Data entries
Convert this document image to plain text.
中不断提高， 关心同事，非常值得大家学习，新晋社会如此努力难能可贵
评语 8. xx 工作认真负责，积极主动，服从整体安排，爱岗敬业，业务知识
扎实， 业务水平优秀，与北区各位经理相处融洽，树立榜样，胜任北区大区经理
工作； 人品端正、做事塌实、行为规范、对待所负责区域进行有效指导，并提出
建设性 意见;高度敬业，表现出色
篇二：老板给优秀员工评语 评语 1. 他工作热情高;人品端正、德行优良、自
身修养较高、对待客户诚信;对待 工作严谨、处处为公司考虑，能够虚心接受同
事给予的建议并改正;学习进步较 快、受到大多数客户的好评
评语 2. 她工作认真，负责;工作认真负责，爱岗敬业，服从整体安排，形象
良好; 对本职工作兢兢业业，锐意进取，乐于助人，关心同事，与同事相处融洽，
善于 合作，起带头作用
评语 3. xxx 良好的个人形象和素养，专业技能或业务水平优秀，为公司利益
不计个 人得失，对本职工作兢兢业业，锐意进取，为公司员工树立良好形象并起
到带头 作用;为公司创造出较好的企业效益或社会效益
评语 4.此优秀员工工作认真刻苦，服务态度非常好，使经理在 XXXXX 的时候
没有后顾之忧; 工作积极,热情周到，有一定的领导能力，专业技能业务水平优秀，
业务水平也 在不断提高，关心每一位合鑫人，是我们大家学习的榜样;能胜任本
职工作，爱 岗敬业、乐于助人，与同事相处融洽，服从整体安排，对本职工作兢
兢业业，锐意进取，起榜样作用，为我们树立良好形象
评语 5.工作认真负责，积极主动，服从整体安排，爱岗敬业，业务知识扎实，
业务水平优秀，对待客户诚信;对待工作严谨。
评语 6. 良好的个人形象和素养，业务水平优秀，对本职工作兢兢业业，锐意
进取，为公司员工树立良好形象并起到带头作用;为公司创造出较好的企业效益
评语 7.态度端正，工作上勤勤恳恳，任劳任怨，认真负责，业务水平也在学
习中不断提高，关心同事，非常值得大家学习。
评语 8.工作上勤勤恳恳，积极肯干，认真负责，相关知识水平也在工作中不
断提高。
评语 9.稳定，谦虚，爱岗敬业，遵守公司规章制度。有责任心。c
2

> _INSTRUCTIONS FOR THE TASK_
Using the data above, print every record exactly as shown.

> _RESPONSE BELOW_
Convert this document image to plain text.
中不断提高， 关心同事，非常值得大家学习，新晋社会如此努力难能可贵
评语 8. xx 工作认真负责，积极主动，服从整体安排，爱岗敬业，业务知识
扎实， 业务水平优秀，与北区各位经理相处融洽，树立榜样，胜任北区大区经理
工作； 人品端正、做事塌实、行为规范、对待所负责区域进行有效指导，并提出
建设性 意见;高度敬业，表现出色
篇二：老板给优秀员工评语 评语 1. 他工作热情高;人品端正、德行优良、自
身修养较高、对待客户诚信;对待 工作严谨、处处为公司考虑，能够虚心接受同
事给予的建议并改正;学习进步较 快、受到大多数客户的好评
评语 2. 她工作认真，负责;工作认真负责，爱岗敬业，服从整体安排，形象
良好; 对本职工作兢兢业业，锐意进取，乐于助人，关心同事，与同事相处融洽，
善于 合作，起带头作用
评语 3. xxx 良好的个人形象和素养，专业技能或业务水平优秀，为公司利益
不计个 人得失，对本职工作兢兢业业，锐意进取，为公司员工树立良好形象并起
到带头 作用;为公司创造出较好的企业效益或社会效益
评语 4.此优秀员工工作认真刻苦，服务态度非常好，使经理在 XXXXX 的时候
没有后顾之忧; 工作积极,热情周到，有一定的领导能力，专业技能业务水平优秀，
业务水平也 在不断提高，关心每一位合鑫人，是我们大家学习的榜样;能胜任本
职工作，爱 岗敬业、乐于助人，与同事相处融洽，服从整体安排，对本职工作兢
兢业业，锐意进取，起榜样作用，为我们树立良好形象
评语 5.工作认真负责，积极主动，服从整体安排，爱岗敬业，业务知识扎实，
业务水平优秀，对待客户诚信;对待工作严谨。
评语 6. 良好的个人形象和素养，业务水平优秀，对本职工作兢兢业业，锐意
进取，为公司员工树立良好形象并起到带头作用;为公司创造出较好的企业效益
评语 7.态度端正，工作上勤勤恳恳，任劳任怨，认真负责，业务水平也在学
习中不断提高，关心同事，非常值得大家学习。
评语 8.工作上勤勤恳恳，积极肯干，认真负责，相关知识水平也在工作中不
断提高。
评语 9.稳定，谦虚，爱岗敬业，遵守公司规章制度。有责任心。c
2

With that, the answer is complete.